* start EXERCISE MATERIAL *
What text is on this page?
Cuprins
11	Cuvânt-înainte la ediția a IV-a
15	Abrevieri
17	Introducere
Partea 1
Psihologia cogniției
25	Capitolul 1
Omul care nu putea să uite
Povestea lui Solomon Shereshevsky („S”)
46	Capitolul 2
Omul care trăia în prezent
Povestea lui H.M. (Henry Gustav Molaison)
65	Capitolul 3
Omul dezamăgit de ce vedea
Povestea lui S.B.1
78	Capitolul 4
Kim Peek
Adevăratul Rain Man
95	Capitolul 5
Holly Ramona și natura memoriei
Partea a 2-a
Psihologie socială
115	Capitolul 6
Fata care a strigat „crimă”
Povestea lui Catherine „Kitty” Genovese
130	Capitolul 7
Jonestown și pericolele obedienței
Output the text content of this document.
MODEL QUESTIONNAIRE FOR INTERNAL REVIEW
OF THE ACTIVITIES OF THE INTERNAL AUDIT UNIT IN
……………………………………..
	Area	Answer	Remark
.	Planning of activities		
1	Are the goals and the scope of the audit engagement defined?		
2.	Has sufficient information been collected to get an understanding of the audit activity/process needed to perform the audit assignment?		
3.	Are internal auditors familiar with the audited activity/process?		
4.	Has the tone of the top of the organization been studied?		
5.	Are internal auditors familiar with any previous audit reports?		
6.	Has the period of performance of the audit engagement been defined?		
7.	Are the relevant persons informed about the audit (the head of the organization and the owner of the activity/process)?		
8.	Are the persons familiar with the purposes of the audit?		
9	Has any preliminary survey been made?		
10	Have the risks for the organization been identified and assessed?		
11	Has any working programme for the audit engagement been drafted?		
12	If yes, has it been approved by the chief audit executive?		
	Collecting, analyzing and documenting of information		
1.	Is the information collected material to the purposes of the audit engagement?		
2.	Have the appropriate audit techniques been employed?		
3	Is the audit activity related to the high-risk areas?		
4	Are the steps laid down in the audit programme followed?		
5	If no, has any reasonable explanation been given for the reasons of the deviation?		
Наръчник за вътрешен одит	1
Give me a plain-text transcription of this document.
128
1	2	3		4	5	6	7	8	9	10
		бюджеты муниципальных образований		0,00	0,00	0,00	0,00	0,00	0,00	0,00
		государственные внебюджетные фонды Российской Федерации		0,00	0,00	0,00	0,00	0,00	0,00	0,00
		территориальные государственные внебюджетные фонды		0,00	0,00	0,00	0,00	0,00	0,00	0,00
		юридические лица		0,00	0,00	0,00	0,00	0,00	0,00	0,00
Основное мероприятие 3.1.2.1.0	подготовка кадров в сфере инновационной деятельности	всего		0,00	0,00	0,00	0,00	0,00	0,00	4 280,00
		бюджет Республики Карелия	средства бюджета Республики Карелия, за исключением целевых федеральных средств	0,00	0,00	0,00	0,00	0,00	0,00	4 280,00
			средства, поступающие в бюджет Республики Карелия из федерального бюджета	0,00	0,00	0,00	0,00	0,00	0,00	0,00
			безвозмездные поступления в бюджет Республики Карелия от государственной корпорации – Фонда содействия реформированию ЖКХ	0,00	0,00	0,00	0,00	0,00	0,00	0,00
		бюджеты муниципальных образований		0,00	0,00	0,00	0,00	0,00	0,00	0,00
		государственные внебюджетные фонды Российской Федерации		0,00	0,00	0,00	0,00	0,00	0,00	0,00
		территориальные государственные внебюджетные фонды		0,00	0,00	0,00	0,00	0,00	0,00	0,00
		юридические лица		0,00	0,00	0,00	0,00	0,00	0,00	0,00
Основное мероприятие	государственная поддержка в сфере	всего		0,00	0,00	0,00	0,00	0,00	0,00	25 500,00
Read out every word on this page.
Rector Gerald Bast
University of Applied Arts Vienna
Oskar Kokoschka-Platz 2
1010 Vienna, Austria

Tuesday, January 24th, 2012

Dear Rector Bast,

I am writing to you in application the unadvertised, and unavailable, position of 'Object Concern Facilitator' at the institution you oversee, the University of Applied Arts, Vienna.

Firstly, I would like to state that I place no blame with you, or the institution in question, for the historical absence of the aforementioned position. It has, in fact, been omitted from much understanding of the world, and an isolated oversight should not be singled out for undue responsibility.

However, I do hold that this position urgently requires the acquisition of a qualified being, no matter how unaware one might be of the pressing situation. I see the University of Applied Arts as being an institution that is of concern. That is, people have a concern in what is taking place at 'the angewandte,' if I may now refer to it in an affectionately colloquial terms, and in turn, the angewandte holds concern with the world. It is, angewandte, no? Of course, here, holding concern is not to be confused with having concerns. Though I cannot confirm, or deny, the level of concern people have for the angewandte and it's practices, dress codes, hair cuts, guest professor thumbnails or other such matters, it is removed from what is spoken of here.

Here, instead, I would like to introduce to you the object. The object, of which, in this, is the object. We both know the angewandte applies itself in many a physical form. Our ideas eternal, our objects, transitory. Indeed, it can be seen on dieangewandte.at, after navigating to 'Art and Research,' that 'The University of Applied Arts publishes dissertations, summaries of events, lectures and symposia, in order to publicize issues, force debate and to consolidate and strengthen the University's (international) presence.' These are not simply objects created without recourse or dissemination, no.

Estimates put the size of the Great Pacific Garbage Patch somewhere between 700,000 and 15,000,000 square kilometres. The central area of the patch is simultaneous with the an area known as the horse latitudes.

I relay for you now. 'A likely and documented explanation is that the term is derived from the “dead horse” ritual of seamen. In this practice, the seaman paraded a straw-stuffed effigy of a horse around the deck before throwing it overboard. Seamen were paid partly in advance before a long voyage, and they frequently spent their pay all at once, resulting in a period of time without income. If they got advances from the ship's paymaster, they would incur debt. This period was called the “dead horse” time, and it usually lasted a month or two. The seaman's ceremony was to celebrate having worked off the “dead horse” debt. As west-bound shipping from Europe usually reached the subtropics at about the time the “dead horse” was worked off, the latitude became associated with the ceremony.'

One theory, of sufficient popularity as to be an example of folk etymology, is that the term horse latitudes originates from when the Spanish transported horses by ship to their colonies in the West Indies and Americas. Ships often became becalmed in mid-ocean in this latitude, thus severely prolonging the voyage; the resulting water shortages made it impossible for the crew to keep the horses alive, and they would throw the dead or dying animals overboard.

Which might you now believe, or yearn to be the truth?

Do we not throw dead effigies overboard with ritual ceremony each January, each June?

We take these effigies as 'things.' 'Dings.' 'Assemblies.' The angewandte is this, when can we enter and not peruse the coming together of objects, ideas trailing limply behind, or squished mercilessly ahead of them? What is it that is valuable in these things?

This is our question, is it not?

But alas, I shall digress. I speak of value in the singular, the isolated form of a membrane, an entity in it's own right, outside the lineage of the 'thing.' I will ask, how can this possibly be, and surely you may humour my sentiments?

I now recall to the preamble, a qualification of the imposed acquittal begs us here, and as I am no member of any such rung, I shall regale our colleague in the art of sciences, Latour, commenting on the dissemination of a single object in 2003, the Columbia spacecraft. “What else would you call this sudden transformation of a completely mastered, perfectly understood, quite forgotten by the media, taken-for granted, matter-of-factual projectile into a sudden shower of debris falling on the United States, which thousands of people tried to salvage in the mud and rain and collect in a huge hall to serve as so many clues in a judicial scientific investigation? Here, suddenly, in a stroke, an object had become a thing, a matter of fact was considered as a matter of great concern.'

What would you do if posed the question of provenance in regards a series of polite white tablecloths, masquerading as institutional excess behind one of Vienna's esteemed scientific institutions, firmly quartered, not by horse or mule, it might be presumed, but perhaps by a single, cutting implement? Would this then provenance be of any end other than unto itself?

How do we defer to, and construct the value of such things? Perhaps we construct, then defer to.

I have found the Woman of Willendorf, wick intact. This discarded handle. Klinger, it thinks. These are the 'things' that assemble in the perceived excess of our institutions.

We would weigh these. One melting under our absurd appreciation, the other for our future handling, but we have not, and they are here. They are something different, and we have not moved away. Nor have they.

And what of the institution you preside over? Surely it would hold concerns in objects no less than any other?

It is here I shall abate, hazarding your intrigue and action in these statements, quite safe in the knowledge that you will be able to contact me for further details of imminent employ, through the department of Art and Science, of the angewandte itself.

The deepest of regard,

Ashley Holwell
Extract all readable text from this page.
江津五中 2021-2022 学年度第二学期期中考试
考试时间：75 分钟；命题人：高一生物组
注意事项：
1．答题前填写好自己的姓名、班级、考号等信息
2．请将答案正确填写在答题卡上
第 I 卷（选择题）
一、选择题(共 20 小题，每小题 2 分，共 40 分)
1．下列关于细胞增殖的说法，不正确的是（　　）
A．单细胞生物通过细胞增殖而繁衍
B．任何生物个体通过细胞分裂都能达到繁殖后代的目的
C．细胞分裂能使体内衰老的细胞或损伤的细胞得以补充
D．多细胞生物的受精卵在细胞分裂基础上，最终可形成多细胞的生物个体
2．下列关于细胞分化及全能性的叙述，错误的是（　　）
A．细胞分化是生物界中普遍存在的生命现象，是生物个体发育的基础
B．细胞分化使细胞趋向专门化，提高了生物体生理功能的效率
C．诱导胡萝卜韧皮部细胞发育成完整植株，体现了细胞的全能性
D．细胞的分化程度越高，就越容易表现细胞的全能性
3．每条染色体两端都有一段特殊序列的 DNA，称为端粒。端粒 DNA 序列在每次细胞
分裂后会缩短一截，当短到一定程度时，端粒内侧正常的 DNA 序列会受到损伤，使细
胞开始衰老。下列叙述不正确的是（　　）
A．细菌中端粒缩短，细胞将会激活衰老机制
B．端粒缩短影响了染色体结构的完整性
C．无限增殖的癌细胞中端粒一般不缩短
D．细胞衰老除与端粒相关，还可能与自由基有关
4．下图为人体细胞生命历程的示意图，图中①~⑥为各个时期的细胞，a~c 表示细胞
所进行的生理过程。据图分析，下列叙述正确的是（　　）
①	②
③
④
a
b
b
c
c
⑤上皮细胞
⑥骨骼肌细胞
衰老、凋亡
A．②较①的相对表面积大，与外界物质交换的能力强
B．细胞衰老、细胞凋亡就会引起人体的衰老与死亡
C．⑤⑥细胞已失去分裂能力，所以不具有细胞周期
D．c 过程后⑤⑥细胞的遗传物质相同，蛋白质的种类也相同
* end EXERCISE MATERIAL *
▸ EXERCISE REQUIREMENTS:
Return all the lines that contain the string "process".

▸ EXPECTED ANSWER:
2.	Has sufficient information been collected to get an understanding of the audit activity/process needed to perform the audit assignment?		
3.	Are internal auditors familiar with the audited activity/process?		
7.	Are the relevant persons informed about the audit (the head of the organization and the owner of the activity/process)?		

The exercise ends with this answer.